- EXERCISE GOAL -
Could you rewrite the data below, substituting "marker" for every "point" and leaving everything else unchanged? Omit the pictures from your answer.

[Element placement data]
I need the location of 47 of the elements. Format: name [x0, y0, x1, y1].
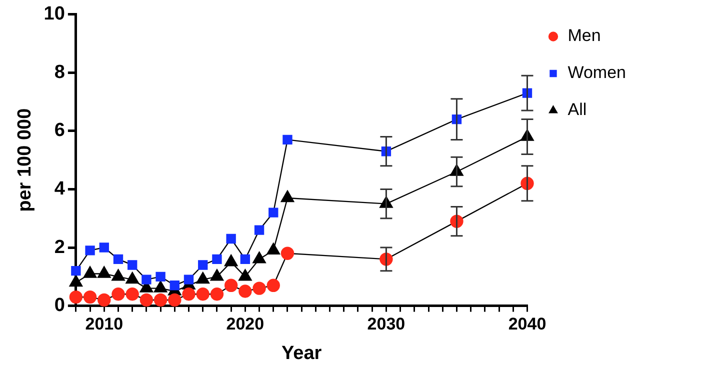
point: [268, 208, 278, 218]
point: [142, 274, 152, 284]
y-axis-title: per 100 000: [14, 108, 36, 212]
point: [113, 254, 124, 264]
point: [71, 266, 81, 276]
point: [196, 288, 210, 301]
point: [126, 288, 139, 301]
point: [282, 134, 292, 145]
point: [182, 288, 196, 301]
y-tick-label: 4: [54, 178, 66, 200]
point: [168, 293, 182, 307]
x-tick-label: 2010: [85, 314, 124, 334]
point: [170, 280, 180, 290]
point: [99, 242, 109, 252]
y-tick-label: 8: [54, 62, 65, 83]
point: [69, 290, 83, 304]
legend-label: Men: [568, 26, 601, 46]
point: [156, 272, 166, 282]
point: [238, 284, 252, 298]
y-tick-label: 2: [54, 236, 65, 258]
point: [112, 288, 125, 301]
point: [266, 278, 280, 292]
y-tick-label: 0: [54, 295, 65, 316]
point: [252, 282, 266, 295]
point: [85, 246, 95, 256]
point: [254, 225, 264, 235]
point: [184, 274, 194, 284]
point: [226, 234, 236, 244]
legend-label: All: [568, 100, 587, 120]
x-tick-label: 2040: [508, 314, 546, 334]
x-axis-title: Year: [282, 342, 322, 364]
y-tick-label: 6: [54, 120, 65, 142]
point: [128, 260, 138, 270]
point: [83, 290, 97, 304]
x-tick-label: 2030: [367, 314, 406, 334]
y-tick-label: 10: [44, 4, 65, 25]
point: [224, 278, 238, 292]
point: [140, 293, 154, 307]
point: [98, 293, 111, 307]
point: [154, 293, 168, 307]
point: [212, 254, 222, 264]
point: [210, 288, 224, 301]
point: [240, 254, 250, 264]
x-tick-label: 2020: [226, 314, 264, 334]
point: [280, 246, 294, 260]
point: [198, 260, 208, 270]
legend-label: Women: [568, 63, 626, 82]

- OUTPUT -
I need the location of 47 of the elements. Format: name [x0, y0, x1, y1].
marker: [268, 208, 278, 218]
marker: [142, 274, 152, 284]
y-axis-title: per 100 000: [14, 108, 36, 212]
marker: [113, 254, 124, 264]
marker: [71, 266, 81, 276]
marker: [196, 288, 210, 301]
marker: [126, 288, 139, 301]
marker: [282, 134, 292, 145]
marker: [182, 288, 196, 301]
y-tick-label: 4: [54, 178, 66, 200]
marker: [168, 293, 182, 307]
x-tick-label: 2010: [85, 314, 124, 334]
marker: [170, 280, 180, 290]
marker: [99, 242, 109, 252]
y-tick-label: 8: [54, 62, 65, 83]
marker: [69, 290, 83, 304]
legend-label: Men: [568, 26, 601, 46]
marker: [156, 272, 166, 282]
marker: [238, 284, 252, 298]
y-tick-label: 2: [54, 236, 65, 258]
marker: [112, 288, 125, 301]
marker: [266, 278, 280, 292]
y-tick-label: 0: [54, 295, 65, 316]
marker: [252, 282, 266, 295]
marker: [85, 246, 95, 256]
marker: [254, 225, 264, 235]
marker: [184, 274, 194, 284]
marker: [226, 234, 236, 244]
legend-label: All: [568, 100, 587, 120]
x-tick-label: 2040: [508, 314, 546, 334]
x-axis-title: Year: [282, 342, 322, 364]
y-tick-label: 6: [54, 120, 65, 142]
marker: [128, 260, 138, 270]
marker: [83, 290, 97, 304]
x-tick-label: 2030: [367, 314, 406, 334]
y-tick-label: 10: [44, 4, 65, 25]
marker: [224, 278, 238, 292]
marker: [140, 293, 154, 307]
marker: [98, 293, 111, 307]
marker: [154, 293, 168, 307]
marker: [212, 254, 222, 264]
marker: [210, 288, 224, 301]
marker: [240, 254, 250, 264]
x-tick-label: 2020: [226, 314, 264, 334]
marker: [280, 246, 294, 260]
marker: [198, 260, 208, 270]
legend-label: Women: [568, 63, 626, 82]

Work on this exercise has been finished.